▶ [Input rows]:
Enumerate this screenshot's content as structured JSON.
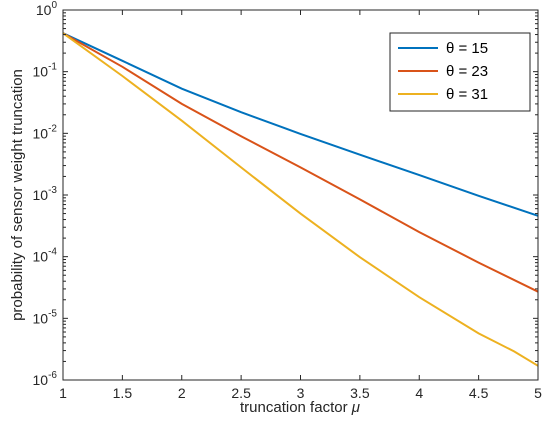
{
  "chart_data": {
    "type": "line",
    "title": "",
    "xlabel": "truncation factor",
    "xlabel_symbol": "μ",
    "ylabel": "probability of sensor weight truncation",
    "xlim": [
      1,
      5
    ],
    "ylim": [
      1e-06,
      1
    ],
    "yscale": "log",
    "grid": false,
    "legend_position": "top-right",
    "x_ticks": [
      "1",
      "1.5",
      "2",
      "2.5",
      "3",
      "3.5",
      "4",
      "4.5",
      "5"
    ],
    "y_ticks": [
      {
        "value": 1e-06,
        "base": "10",
        "exp": "-6"
      },
      {
        "value": 1e-05,
        "base": "10",
        "exp": "-5"
      },
      {
        "value": 0.0001,
        "base": "10",
        "exp": "-4"
      },
      {
        "value": 0.001,
        "base": "10",
        "exp": "-3"
      },
      {
        "value": 0.01,
        "base": "10",
        "exp": "-2"
      },
      {
        "value": 0.1,
        "base": "10",
        "exp": "-1"
      },
      {
        "value": 1,
        "base": "10",
        "exp": "0"
      }
    ],
    "series": [
      {
        "name": "θ = 15",
        "color": "#0072BD",
        "x": [
          1,
          1.5,
          2,
          2.5,
          3,
          3.5,
          4,
          4.5,
          5
        ],
        "y": [
          0.42,
          0.15,
          0.053,
          0.022,
          0.0098,
          0.0045,
          0.0021,
          0.00097,
          0.00046
        ]
      },
      {
        "name": "θ = 23",
        "color": "#D95319",
        "x": [
          1,
          1.5,
          2,
          2.5,
          3,
          3.5,
          4,
          4.5,
          5
        ],
        "y": [
          0.42,
          0.12,
          0.03,
          0.009,
          0.0028,
          0.00085,
          0.00025,
          8e-05,
          2.7e-05
        ]
      },
      {
        "name": "θ = 31",
        "color": "#EDB120",
        "x": [
          1,
          1.5,
          2,
          2.5,
          3,
          3.5,
          4,
          4.5,
          4.8,
          5
        ],
        "y": [
          0.42,
          0.085,
          0.016,
          0.0028,
          0.0005,
          9.8e-05,
          2.2e-05,
          5.7e-06,
          2.9e-06,
          1.7e-06
        ]
      }
    ]
  }
}
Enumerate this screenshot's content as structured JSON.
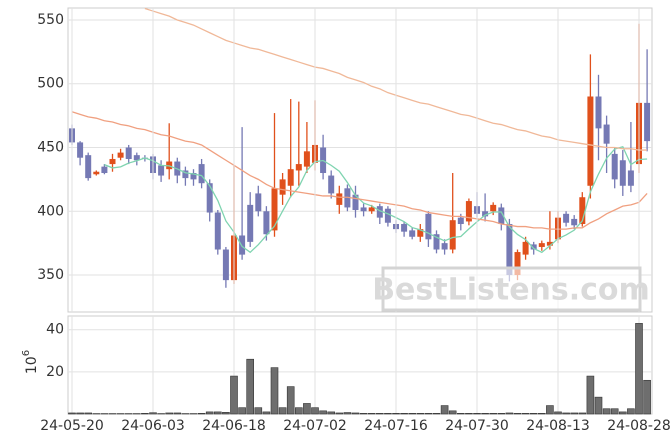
{
  "watermark": "BestListens.com",
  "chart_data": [
    {
      "type": "candlestick",
      "open": [
        465,
        454,
        444,
        429,
        435,
        437,
        442,
        450,
        444,
        442,
        443,
        436,
        433,
        439,
        432,
        430,
        437,
        422,
        399,
        370,
        346,
        381,
        405,
        414,
        400,
        385,
        413,
        420,
        432,
        435,
        438,
        450,
        428,
        405,
        418,
        413,
        403,
        400,
        404,
        402,
        390,
        390,
        385,
        380,
        398,
        382,
        375,
        370,
        395,
        392,
        404,
        400,
        400,
        403,
        390,
        350,
        366,
        374,
        372,
        373,
        378,
        398,
        394,
        390,
        420,
        490,
        468,
        445,
        440,
        432,
        437,
        485
      ],
      "high": [
        468,
        455,
        446,
        432,
        437,
        445,
        449,
        452,
        446,
        444,
        445,
        440,
        469,
        442,
        435,
        433,
        441,
        425,
        401,
        372,
        436,
        466,
        415,
        420,
        404,
        477,
        430,
        488,
        486,
        470,
        487,
        460,
        432,
        420,
        421,
        420,
        406,
        405,
        406,
        404,
        393,
        392,
        387,
        390,
        400,
        385,
        378,
        430,
        398,
        410,
        415,
        414,
        407,
        406,
        394,
        370,
        380,
        376,
        377,
        400,
        400,
        400,
        397,
        415,
        523,
        507,
        475,
        450,
        448,
        470,
        547,
        527
      ],
      "low": [
        452,
        436,
        424,
        428,
        429,
        431,
        440,
        437,
        436,
        439,
        425,
        423,
        425,
        422,
        420,
        420,
        418,
        392,
        366,
        340,
        343,
        362,
        372,
        396,
        377,
        380,
        405,
        411,
        420,
        430,
        432,
        425,
        410,
        398,
        400,
        395,
        396,
        398,
        390,
        388,
        383,
        380,
        378,
        376,
        372,
        367,
        366,
        367,
        385,
        389,
        395,
        392,
        397,
        385,
        345,
        346,
        362,
        366,
        369,
        370,
        375,
        388,
        386,
        388,
        410,
        440,
        430,
        418,
        412,
        415,
        430,
        447
      ],
      "close": [
        454,
        442,
        426,
        431,
        430,
        441,
        446,
        441,
        440,
        441,
        430,
        428,
        439,
        428,
        426,
        425,
        422,
        399,
        370,
        346,
        381,
        366,
        376,
        400,
        382,
        418,
        425,
        433,
        437,
        447,
        452,
        430,
        414,
        414,
        403,
        401,
        400,
        403,
        395,
        391,
        386,
        384,
        380,
        386,
        378,
        370,
        370,
        393,
        390,
        408,
        398,
        396,
        405,
        390,
        350,
        368,
        376,
        370,
        375,
        376,
        395,
        391,
        389,
        411,
        490,
        465,
        453,
        425,
        420,
        420,
        485,
        455
      ],
      "up_color": "#e0501c",
      "down_color": "#7579b4",
      "series": [
        {
          "color": "#7fd4b0",
          "values": [
            null,
            null,
            null,
            null,
            436.6,
            434,
            434.8,
            437.8,
            439.6,
            441.8,
            439.6,
            436,
            435.6,
            433.2,
            430.2,
            429.2,
            428,
            420,
            408.4,
            392.4,
            383.6,
            372.4,
            367.8,
            373.8,
            381,
            388.4,
            400.2,
            411.6,
            419,
            432,
            438.8,
            439.8,
            436,
            431.4,
            422.6,
            412.4,
            406.4,
            404.2,
            400.4,
            398,
            395,
            391.8,
            387.2,
            385.4,
            382.8,
            379.6,
            376.8,
            379.4,
            380.2,
            386.2,
            391.8,
            397,
            399.4,
            399.4,
            387.8,
            381.8,
            377.8,
            370.8,
            367.8,
            373,
            378.4,
            381.4,
            385.2,
            392.4,
            415.2,
            429.2,
            441.6,
            448.8,
            450.6,
            436.6,
            440.6,
            441
          ]
        },
        {
          "color": "#f0a080",
          "values": [
            478,
            476,
            474,
            473,
            471,
            470,
            468,
            467,
            465,
            464,
            462,
            460,
            459,
            457,
            455,
            454,
            452,
            448,
            444,
            440,
            436,
            432,
            428,
            425,
            421,
            418,
            417,
            416,
            415,
            414,
            413,
            412,
            412,
            411,
            411,
            410,
            409,
            408,
            407,
            406,
            405,
            404,
            402,
            401,
            399,
            398,
            397,
            396,
            396,
            395,
            394,
            393,
            392,
            390,
            389,
            388,
            388,
            387,
            387,
            386,
            386,
            386,
            387,
            387,
            391,
            394,
            398,
            401,
            404,
            405,
            407,
            414
          ]
        },
        {
          "color": "#f0b898",
          "values": [
            null,
            null,
            null,
            null,
            null,
            null,
            null,
            null,
            null,
            559,
            557,
            555,
            553,
            550,
            548,
            546,
            543,
            540,
            537,
            534,
            532,
            530,
            528,
            527,
            525,
            523,
            521,
            519,
            517,
            515,
            513,
            512,
            510,
            508,
            505,
            503,
            501,
            498,
            496,
            493,
            491,
            489,
            487,
            485,
            484,
            482,
            480,
            478,
            476,
            475,
            473,
            471,
            469,
            468,
            466,
            464,
            463,
            461,
            459,
            458,
            456,
            455,
            454,
            453,
            452,
            451,
            450,
            450,
            449,
            449,
            448,
            448
          ]
        }
      ],
      "ylim": [
        321,
        559.4
      ],
      "yticks": [
        350,
        400,
        450,
        500,
        550
      ],
      "grid": true
    },
    {
      "type": "bar",
      "categories": [
        "24-05-20",
        null,
        null,
        null,
        null,
        null,
        null,
        null,
        null,
        null,
        "24-06-03",
        null,
        null,
        null,
        null,
        null,
        null,
        null,
        null,
        null,
        "24-06-18",
        null,
        null,
        null,
        null,
        null,
        null,
        null,
        null,
        null,
        "24-07-02",
        null,
        null,
        null,
        null,
        null,
        null,
        null,
        null,
        null,
        "24-07-16",
        null,
        null,
        null,
        null,
        null,
        null,
        null,
        null,
        null,
        "24-07-30",
        null,
        null,
        null,
        null,
        null,
        null,
        null,
        null,
        null,
        "24-08-13",
        null,
        null,
        null,
        null,
        null,
        null,
        null,
        null,
        null,
        "24-08-28",
        null
      ],
      "values": [
        0.5,
        0.5,
        0.5,
        0.2,
        0.2,
        0.2,
        0.2,
        0.2,
        0.2,
        0.3,
        0.6,
        0.2,
        0.5,
        0.5,
        0.2,
        0.2,
        0.3,
        1,
        1,
        0.8,
        18,
        3,
        26,
        3,
        1,
        22,
        3,
        13,
        3,
        5,
        3,
        1.5,
        1,
        0.5,
        0.7,
        0.5,
        0.3,
        0.3,
        0.3,
        0.3,
        0.3,
        0.3,
        0.3,
        0.3,
        0.3,
        0.3,
        4,
        1.5,
        0.3,
        0.3,
        0.3,
        0.3,
        0.3,
        0.3,
        0.5,
        0.3,
        0.3,
        0.3,
        0.3,
        4,
        1,
        0.5,
        0.5,
        0.5,
        18,
        8,
        2.5,
        2.5,
        1,
        2.5,
        43,
        16
      ],
      "color": "#6e6e6e",
      "ylabel_base": "10",
      "ylabel_exp": "6",
      "ylim": [
        0,
        46.5
      ],
      "yticks": [
        20,
        40
      ],
      "grid": true
    }
  ]
}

▶ [Short exercise]:
Search the records for the word "truncation" and copy every line where it occurs.

▶ [Full output]:
    "xlabel": "truncation factor",
    "ylabel": "probability of sensor weight truncation",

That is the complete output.